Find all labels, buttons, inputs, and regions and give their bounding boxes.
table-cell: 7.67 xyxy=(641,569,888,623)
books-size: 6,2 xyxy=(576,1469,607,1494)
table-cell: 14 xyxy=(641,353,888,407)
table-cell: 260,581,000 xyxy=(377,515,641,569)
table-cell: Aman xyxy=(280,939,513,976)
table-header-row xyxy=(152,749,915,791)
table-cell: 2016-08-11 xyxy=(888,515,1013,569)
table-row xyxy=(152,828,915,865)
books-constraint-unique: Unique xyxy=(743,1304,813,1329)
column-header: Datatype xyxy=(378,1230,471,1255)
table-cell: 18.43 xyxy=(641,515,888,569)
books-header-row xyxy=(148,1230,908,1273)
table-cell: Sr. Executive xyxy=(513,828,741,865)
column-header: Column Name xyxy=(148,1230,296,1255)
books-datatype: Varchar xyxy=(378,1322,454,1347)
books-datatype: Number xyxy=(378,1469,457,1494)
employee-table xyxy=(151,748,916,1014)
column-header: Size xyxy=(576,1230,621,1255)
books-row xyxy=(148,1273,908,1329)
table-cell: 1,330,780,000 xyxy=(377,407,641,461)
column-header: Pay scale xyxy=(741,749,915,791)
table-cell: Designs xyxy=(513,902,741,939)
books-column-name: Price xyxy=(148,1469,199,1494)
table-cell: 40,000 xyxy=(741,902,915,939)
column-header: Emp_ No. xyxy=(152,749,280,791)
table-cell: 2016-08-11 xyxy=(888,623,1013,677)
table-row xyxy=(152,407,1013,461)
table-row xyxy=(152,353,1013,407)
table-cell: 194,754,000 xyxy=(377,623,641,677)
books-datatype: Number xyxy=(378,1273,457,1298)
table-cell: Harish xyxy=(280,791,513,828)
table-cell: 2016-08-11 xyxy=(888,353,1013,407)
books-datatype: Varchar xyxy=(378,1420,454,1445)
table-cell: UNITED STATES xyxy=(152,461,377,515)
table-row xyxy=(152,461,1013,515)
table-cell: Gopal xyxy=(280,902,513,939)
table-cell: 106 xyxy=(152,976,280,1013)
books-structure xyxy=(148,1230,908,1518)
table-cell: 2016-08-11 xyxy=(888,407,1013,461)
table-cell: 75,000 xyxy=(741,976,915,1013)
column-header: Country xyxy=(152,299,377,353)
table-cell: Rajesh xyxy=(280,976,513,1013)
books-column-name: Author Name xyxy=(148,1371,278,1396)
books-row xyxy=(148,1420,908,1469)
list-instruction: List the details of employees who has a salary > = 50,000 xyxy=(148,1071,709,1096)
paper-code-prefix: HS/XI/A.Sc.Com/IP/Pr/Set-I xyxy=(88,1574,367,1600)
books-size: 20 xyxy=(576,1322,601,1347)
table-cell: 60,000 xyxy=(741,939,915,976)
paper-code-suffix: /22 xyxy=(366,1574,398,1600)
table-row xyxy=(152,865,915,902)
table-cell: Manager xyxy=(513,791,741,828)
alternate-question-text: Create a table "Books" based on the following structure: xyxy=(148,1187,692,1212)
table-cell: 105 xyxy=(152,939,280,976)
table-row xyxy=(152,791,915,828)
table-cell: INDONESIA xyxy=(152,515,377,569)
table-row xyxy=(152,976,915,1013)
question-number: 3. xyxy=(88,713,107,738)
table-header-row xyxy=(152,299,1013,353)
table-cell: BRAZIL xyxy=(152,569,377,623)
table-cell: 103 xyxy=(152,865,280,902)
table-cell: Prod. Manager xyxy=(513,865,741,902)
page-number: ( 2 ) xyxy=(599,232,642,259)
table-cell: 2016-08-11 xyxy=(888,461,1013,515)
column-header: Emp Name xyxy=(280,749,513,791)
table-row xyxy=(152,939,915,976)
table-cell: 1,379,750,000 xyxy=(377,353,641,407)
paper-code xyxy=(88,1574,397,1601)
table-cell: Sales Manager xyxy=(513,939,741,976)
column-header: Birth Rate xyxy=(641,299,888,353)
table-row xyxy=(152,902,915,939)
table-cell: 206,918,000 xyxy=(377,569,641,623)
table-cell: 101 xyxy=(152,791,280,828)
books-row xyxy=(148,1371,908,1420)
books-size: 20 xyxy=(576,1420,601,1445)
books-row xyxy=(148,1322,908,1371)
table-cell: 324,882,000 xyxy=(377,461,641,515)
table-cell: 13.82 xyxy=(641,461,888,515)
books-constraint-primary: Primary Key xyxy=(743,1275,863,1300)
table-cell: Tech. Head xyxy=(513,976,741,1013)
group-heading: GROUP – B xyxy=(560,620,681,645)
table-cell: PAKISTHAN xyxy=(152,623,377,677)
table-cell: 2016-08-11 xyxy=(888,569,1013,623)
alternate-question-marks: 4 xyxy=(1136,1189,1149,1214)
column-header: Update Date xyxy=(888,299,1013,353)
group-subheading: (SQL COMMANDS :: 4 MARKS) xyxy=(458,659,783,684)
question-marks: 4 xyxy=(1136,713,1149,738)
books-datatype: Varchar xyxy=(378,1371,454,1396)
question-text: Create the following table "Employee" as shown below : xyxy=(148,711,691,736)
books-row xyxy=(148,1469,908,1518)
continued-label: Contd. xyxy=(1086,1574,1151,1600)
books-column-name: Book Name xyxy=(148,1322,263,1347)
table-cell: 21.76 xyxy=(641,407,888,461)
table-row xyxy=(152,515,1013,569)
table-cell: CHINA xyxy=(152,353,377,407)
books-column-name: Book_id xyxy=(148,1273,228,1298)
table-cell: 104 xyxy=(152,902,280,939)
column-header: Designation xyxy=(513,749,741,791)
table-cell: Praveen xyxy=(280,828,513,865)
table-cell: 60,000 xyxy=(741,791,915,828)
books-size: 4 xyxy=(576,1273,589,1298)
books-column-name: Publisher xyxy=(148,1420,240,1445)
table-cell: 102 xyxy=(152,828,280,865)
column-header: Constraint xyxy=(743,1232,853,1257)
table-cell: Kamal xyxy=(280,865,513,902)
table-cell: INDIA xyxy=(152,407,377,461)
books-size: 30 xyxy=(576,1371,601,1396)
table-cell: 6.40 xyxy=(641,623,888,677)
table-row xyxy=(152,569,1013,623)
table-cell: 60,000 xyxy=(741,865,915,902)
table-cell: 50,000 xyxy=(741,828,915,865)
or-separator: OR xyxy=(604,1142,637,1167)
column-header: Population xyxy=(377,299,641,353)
- - - - - - -
• [Exercise requirements]: Please convert every line of the records above into a JSON list of strings, one string per line, and leave out any blank lines.

• [Result for this exercise]:
[
  "Find all labels, buttons, inputs, and regions and give their bounding boxes.",
  "table-cell: 7.67 xyxy=(641,569,888,623)",
  "books-size: 6,2 xyxy=(576,1469,607,1494)",
  "table-cell: 14 xyxy=(641,353,888,407)",
  "table-cell: 260,581,000 xyxy=(377,515,641,569)",
  "table-cell: Aman xyxy=(280,939,513,976)",
  "table-header-row xyxy=(152,749,915,791)",
  "table-cell: 2016-08-11 xyxy=(888,515,1013,569)",
  "table-row xyxy=(152,828,915,865)",
  "books-constraint-unique: Unique xyxy=(743,1304,813,1329)",
  "column-header: Datatype xyxy=(378,1230,471,1255)",
  "table-cell: 18.43 xyxy=(641,515,888,569)",
  "books-header-row xyxy=(148,1230,908,1273)",
  "table-cell: Sr. Executive xyxy=(513,828,741,865)",
  "column-header: Column Name xyxy=(148,1230,296,1255)",
  "books-datatype: Varchar xyxy=(378,1322,454,1347)",
  "books-datatype: Number xyxy=(378,1469,457,1494)",
  "employee-table xyxy=(151,748,916,1014)",
  "column-header: Size xyxy=(576,1230,621,1255)",
  "books-row xyxy=(148,1273,908,1329)",
  "table-cell: 1,330,780,000 xyxy=(377,407,641,461)",
  "column-header: Pay scale xyxy=(741,749,915,791)",
  "table-cell: Designs xyxy=(513,902,741,939)",
  "books-column-name: Price xyxy=(148,1469,199,1494)",
  "table-cell: 40,000 xyxy=(741,902,915,939)",
  "column-header: Emp_ No. xyxy=(152,749,280,791)",
  "table-cell: 2016-08-11 xyxy=(888,623,1013,677)",
  "table-row xyxy=(152,407,1013,461)",
  "table-row xyxy=(152,353,1013,407)",
  "table-cell: 194,754,000 xyxy=(377,623,641,677)",
  "books-datatype: Number xyxy=(378,1273,457,1298)",
  "table-cell: Harish xyxy=(280,791,513,828)",
  "table-cell: 2016-08-11 xyxy=(888,353,1013,407)",
  "books-datatype: Varchar xyxy=(378,1420,454,1445)",
  "table-cell: UNITED STATES xyxy=(152,461,377,515)",
  "table-row xyxy=(152,461,1013,515)",
  "table-cell: Gopal xyxy=(280,902,513,939)",
  "table-cell: 106 xyxy=(152,976,280,1013)",
  "books-structure xyxy=(148,1230,908,1518)",
  "table-cell: 2016-08-11 xyxy=(888,407,1013,461)",
  "table-cell: 75,000 xyxy=(741,976,915,1013)",
  "column-header: Country xyxy=(152,299,377,353)",
  "table-cell: Rajesh xyxy=(280,976,513,1013)",
  "books-column-name: Author Name xyxy=(148,1371,278,1396)",
  "books-row xyxy=(148,1420,908,1469)",
  "list-instruction: List the details of employees who has a salary > = 50,000 xyxy=(148,1071,709,1096)",
  "paper-code-prefix: HS/XI/A.Sc.Com/IP/Pr/Set-I xyxy=(88,1574,367,1600)",
  "books-size: 20 xyxy=(576,1322,601,1347)",
  "table-cell: 60,000 xyxy=(741,939,915,976)",
  "paper-code-suffix: /22 xyxy=(366,1574,398,1600)",
  "table-row xyxy=(152,865,915,902)",
  "table-cell: Manager xyxy=(513,791,741,828)",
  "alternate-question-text: Create a table \"Books\" based on the following structure: xyxy=(148,1187,692,1212)",
  "table-cell: 105 xyxy=(152,939,280,976)",
  "table-row xyxy=(152,791,915,828)",
  "table-cell: INDONESIA xyxy=(152,515,377,569)",
  "table-row xyxy=(152,976,915,1013)",
  "question-number: 3. xyxy=(88,713,107,738)",
  "table-header-row xyxy=(152,299,1013,353)",
  "table-cell: BRAZIL xyxy=(152,569,377,623)",
  "table-cell: 103 xyxy=(152,865,280,902)",
  "table-cell: Prod. Manager xyxy=(513,865,741,902)",
  "page-number: ( 2 ) xyxy=(599,232,642,259)",
  "table-cell: 2016-08-11 xyxy=(888,461,1013,515)",
  "column-header: Emp Name xyxy=(280,749,513,791)",
  "table-row xyxy=(152,939,915,976)",
  "table-cell: 1,379,750,000 xyxy=(377,353,641,407)",
  "paper-code xyxy=(88,1574,397,1601)",
  "table-cell: Sales Manager xyxy=(513,939,741,976)",
  "column-header: Birth Rate xyxy=(641,299,888,353)",
  "table-row xyxy=(152,902,915,939)",
  "table-cell: 206,918,000 xyxy=(377,569,641,623)",
  "table-cell: 101 xyxy=(152,791,280,828)",
  "books-row xyxy=(148,1371,908,1420)",
  "books-size: 20 xyxy=(576,1420,601,1445)",
  "books-row xyxy=(148,1322,908,1371)",
  "table-cell: 324,882,000 xyxy=(377,461,641,515)",
  "table-cell: 13.82 xyxy=(641,461,888,515)",
  "books-constraint-primary: Primary Key xyxy=(743,1275,863,1300)",
  "table-cell: Tech. Head xyxy=(513,976,741,1013)",
  "group-heading: GROUP – B xyxy=(560,620,681,645)",
  "table-cell: PAKISTHAN xyxy=(152,623,377,677)",
  "table-cell: 2016-08-11 xyxy=(888,569,1013,623)",
  "alternate-question-marks: 4 xyxy=(1136,1189,1149,1214)",
  "column-header: Update Date xyxy=(888,299,1013,353)",
  "group-subheading: (SQL COMMANDS :: 4 MARKS) xyxy=(458,659,783,684)",
  "question-marks: 4 xyxy=(1136,713,1149,738)",
  "books-datatype: Varchar xyxy=(378,1371,454,1396)",
  "question-text: Create the following table \"Employee\" as shown below : xyxy=(148,711,691,736)",
  "books-row xyxy=(148,1469,908,1518)",
  "continued-label: Contd. xyxy=(1086,1574,1151,1600)",
  "books-column-name: Book Name xyxy=(148,1322,263,1347)",
  "table-cell: 21.76 xyxy=(641,407,888,461)",
  "table-row xyxy=(152,515,1013,569)",
  "table-cell: CHINA xyxy=(152,353,377,407)",
  "books-column-name: Book_id xyxy=(148,1273,228,1298)",
  "table-cell: 104 xyxy=(152,902,280,939)",
  "column-header: Designation xyxy=(513,749,741,791)",
  "table-cell: Praveen xyxy=(280,828,513,865)",
  "table-cell: 60,000 xyxy=(741,791,915,828)",
  "books-size: 4 xyxy=(576,1273,589,1298)",
  "books-column-name: Publisher xyxy=(148,1420,240,1445)",
  "table-cell: 102 xyxy=(152,828,280,865)",
  "column-header: Constraint xyxy=(743,1232,853,1257)",
  "table-cell: Kamal xyxy=(280,865,513,902)",
  "table-cell: INDIA xyxy=(152,407,377,461)",
  "books-size: 30 xyxy=(576,1371,601,1396)",
  "table-cell: 6.40 xyxy=(641,623,888,677)",
  "table-row xyxy=(152,569,1013,623)",
  "table-cell: 60,000 xyxy=(741,865,915,902)",
  "table-cell: 50,000 xyxy=(741,828,915,865)",
  "or-separator: OR xyxy=(604,1142,637,1167)",
  "column-header: Population xyxy=(377,299,641,353)"
]